__Written task__.
Please set down all the lines beneath this one exactly, without the pictures.

__Data shown__.
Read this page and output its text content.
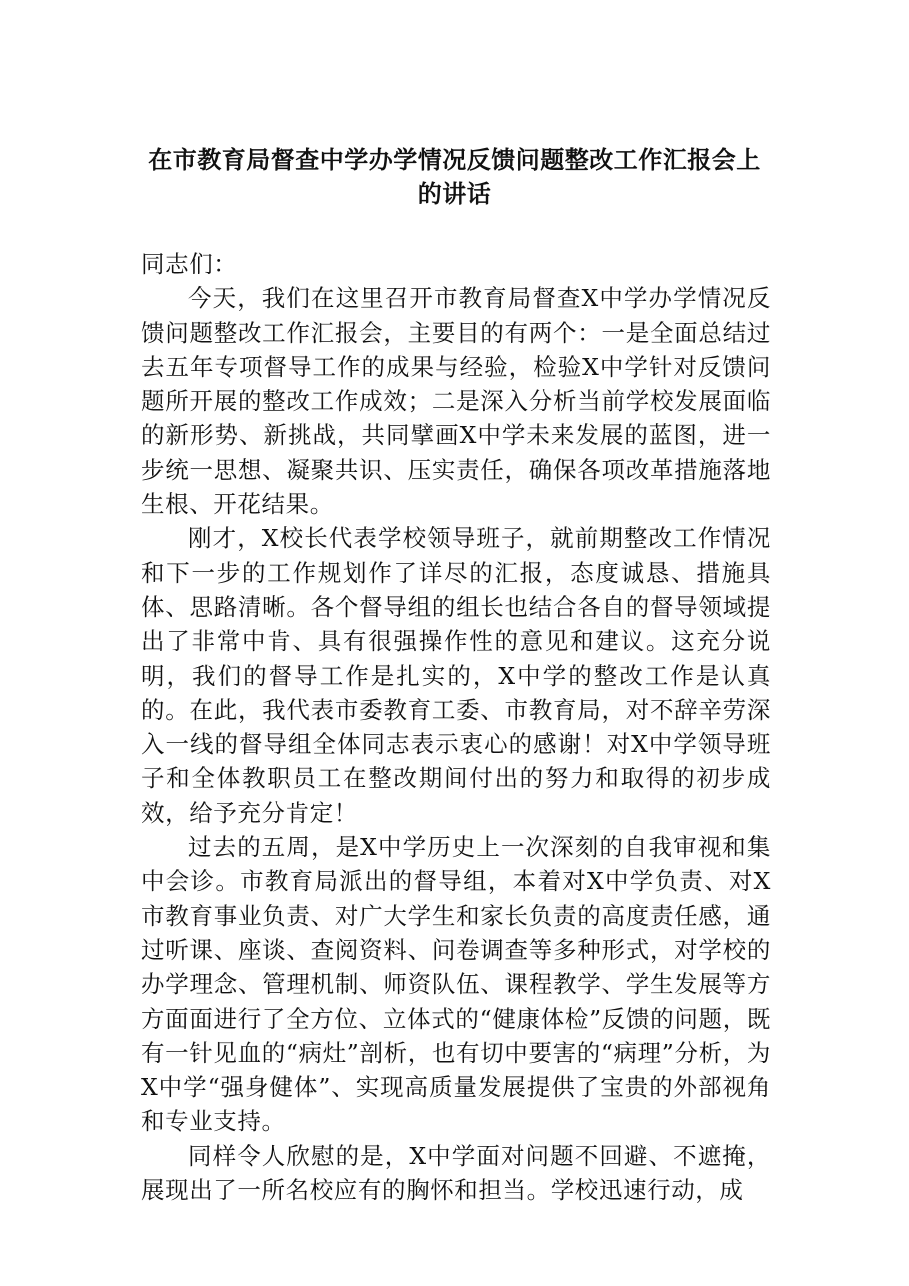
在市教育局督查中学办学情况反馈问题整改工作汇报会上
的讲话

同志们：

今天，我们在这里召开市教育局督查X中学办学情况反馈问题整改工作汇报会，主要目的有两个：一是全面总结过去五年专项督导工作的成果与经验，检验X中学针对反馈问题所开展的整改工作成效；二是深入分析当前学校发展面临的新形势、新挑战，共同擘画X中学未来发展的蓝图，进一步统一思想、凝聚共识、压实责任，确保各项改革措施落地生根、开花结果。

刚才，X校长代表学校领导班子，就前期整改工作情况和下一步的工作规划作了详尽的汇报，态度诚恳、措施具体、思路清晰。各个督导组的组长也结合各自的督导领域提出了非常中肯、具有很强操作性的意见和建议。这充分说明，我们的督导工作是扎实的，X中学的整改工作是认真的。在此，我代表市委教育工委、市教育局，对不辞辛劳深入一线的督导组全体同志表示衷心的感谢！对X中学领导班子和全体教职员工在整改期间付出的努力和取得的初步成效，给予充分肯定！

过去的五周，是X中学历史上一次深刻的自我审视和集中会诊。市教育局派出的督导组，本着对X中学负责、对X市教育事业负责、对广大学生和家长负责的高度责任感，通过听课、座谈、查阅资料、问卷调查等多种形式，对学校的办学理念、管理机制、师资队伍、课程教学、学生发展等方方面面进行了全方位、立体式的“健康体检”反馈的问题，既有一针见血的“病灶”剖析，也有切中要害的“病理”分析，为X中学“强身健体”、实现高质量发展提供了宝贵的外部视角和专业支持。

同样令人欣慰的是，X中学面对问题不回避、不遮掩，展现出了一所名校应有的胸怀和担当。学校迅速行动，成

__Correct response__.
Read this page and output its text content.
在市教育局督查中学办学情况反馈问题整改工作汇报会上
的讲话

同志们：

今天，我们在这里召开市教育局督查X中学办学情况反馈问题整改工作汇报会，主要目的有两个：一是全面总结过去五年专项督导工作的成果与经验，检验X中学针对反馈问题所开展的整改工作成效；二是深入分析当前学校发展面临的新形势、新挑战，共同擘画X中学未来发展的蓝图，进一步统一思想、凝聚共识、压实责任，确保各项改革措施落地生根、开花结果。

刚才，X校长代表学校领导班子，就前期整改工作情况和下一步的工作规划作了详尽的汇报，态度诚恳、措施具体、思路清晰。各个督导组的组长也结合各自的督导领域提出了非常中肯、具有很强操作性的意见和建议。这充分说明，我们的督导工作是扎实的，X中学的整改工作是认真的。在此，我代表市委教育工委、市教育局，对不辞辛劳深入一线的督导组全体同志表示衷心的感谢！对X中学领导班子和全体教职员工在整改期间付出的努力和取得的初步成效，给予充分肯定！

过去的五周，是X中学历史上一次深刻的自我审视和集中会诊。市教育局派出的督导组，本着对X中学负责、对X市教育事业负责、对广大学生和家长负责的高度责任感，通过听课、座谈、查阅资料、问卷调查等多种形式，对学校的办学理念、管理机制、师资队伍、课程教学、学生发展等方方面面进行了全方位、立体式的“健康体检”反馈的问题，既有一针见血的“病灶”剖析，也有切中要害的“病理”分析，为X中学“强身健体”、实现高质量发展提供了宝贵的外部视角和专业支持。

同样令人欣慰的是，X中学面对问题不回避、不遮掩，展现出了一所名校应有的胸怀和担当。学校迅速行动，成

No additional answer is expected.